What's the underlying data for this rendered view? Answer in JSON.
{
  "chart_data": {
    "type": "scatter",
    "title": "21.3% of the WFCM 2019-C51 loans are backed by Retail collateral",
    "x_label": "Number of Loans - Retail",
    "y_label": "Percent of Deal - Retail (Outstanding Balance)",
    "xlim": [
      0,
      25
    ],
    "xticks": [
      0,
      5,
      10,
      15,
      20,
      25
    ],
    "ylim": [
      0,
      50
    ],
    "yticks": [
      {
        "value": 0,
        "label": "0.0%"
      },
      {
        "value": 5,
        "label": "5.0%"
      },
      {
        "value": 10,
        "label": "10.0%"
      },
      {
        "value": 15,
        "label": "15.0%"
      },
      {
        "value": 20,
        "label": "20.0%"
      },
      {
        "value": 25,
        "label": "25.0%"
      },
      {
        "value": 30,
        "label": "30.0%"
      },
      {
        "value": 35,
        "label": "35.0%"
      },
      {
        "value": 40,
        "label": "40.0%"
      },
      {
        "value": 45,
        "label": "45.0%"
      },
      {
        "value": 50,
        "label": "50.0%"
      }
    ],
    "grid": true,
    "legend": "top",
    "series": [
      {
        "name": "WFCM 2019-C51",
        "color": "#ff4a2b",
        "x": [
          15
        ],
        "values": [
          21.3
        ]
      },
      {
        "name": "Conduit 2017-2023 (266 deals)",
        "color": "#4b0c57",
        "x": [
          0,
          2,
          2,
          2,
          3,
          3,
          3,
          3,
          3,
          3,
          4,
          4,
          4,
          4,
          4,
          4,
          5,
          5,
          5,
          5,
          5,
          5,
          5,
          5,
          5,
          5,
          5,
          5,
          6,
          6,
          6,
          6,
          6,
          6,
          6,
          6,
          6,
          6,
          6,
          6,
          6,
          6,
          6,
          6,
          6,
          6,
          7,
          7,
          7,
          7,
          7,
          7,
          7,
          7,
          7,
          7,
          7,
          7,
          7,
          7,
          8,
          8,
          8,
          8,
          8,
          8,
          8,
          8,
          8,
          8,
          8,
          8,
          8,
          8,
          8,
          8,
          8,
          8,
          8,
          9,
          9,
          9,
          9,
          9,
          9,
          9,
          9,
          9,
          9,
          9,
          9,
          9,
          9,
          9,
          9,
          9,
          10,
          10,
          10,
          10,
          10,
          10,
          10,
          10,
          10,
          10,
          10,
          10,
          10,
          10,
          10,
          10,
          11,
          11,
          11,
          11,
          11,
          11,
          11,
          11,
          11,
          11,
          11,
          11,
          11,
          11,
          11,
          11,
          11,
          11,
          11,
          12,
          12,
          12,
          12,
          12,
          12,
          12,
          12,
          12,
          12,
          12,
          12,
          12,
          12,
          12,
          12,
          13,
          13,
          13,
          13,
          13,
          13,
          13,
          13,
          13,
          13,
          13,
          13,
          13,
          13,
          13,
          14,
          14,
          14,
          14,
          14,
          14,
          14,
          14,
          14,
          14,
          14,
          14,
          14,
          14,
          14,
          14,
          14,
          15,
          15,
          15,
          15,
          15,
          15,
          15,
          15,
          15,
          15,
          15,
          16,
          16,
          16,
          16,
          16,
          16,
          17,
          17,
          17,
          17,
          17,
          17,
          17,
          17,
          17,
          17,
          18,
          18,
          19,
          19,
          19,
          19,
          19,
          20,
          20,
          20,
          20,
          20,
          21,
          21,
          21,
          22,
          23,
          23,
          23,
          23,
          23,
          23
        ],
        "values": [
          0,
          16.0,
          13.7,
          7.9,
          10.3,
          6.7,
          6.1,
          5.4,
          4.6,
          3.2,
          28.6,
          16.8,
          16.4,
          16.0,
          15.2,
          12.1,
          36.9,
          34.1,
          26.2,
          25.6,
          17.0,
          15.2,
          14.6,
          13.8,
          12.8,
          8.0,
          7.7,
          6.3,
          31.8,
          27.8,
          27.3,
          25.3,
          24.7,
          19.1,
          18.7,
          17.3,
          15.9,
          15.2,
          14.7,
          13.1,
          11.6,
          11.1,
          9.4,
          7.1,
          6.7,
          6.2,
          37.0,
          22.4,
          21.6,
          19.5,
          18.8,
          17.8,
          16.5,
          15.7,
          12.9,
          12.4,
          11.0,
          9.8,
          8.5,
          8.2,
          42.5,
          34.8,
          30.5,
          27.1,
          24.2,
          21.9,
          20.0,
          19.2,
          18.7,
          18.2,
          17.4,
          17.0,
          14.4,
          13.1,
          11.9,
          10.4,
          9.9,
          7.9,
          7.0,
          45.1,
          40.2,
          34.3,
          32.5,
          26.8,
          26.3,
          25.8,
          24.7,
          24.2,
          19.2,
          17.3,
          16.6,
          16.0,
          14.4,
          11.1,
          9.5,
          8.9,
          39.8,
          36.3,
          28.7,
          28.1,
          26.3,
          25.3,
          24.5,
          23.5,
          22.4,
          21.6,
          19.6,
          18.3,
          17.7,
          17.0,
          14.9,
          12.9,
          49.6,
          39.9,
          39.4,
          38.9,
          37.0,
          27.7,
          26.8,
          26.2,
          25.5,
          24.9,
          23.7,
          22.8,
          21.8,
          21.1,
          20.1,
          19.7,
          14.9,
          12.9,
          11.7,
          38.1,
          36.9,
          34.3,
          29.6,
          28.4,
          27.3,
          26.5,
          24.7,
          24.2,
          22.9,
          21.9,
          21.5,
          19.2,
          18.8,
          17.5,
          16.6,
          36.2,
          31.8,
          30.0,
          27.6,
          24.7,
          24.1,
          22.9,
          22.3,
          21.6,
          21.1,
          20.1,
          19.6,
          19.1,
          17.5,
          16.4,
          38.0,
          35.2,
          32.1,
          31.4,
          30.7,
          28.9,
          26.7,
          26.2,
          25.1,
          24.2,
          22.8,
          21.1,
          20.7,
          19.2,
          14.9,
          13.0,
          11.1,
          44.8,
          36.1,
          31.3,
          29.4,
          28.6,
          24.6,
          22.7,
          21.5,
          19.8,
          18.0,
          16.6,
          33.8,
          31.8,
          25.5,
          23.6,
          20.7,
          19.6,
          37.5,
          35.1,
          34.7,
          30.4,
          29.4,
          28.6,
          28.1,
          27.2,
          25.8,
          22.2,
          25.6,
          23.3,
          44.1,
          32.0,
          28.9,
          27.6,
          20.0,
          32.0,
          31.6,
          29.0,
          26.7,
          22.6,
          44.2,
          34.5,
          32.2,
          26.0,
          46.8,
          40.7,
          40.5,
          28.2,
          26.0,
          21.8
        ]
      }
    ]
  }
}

**Written exercise**
Read the entries and show each line that mentions "Retail".

**Response to the exercise**
    "title": "21.3% of the WFCM 2019-C51 loans are backed by Retail collateral",
    "x_label": "Number of Loans - Retail",
    "y_label": "Percent of Deal - Retail (Outstanding Balance)",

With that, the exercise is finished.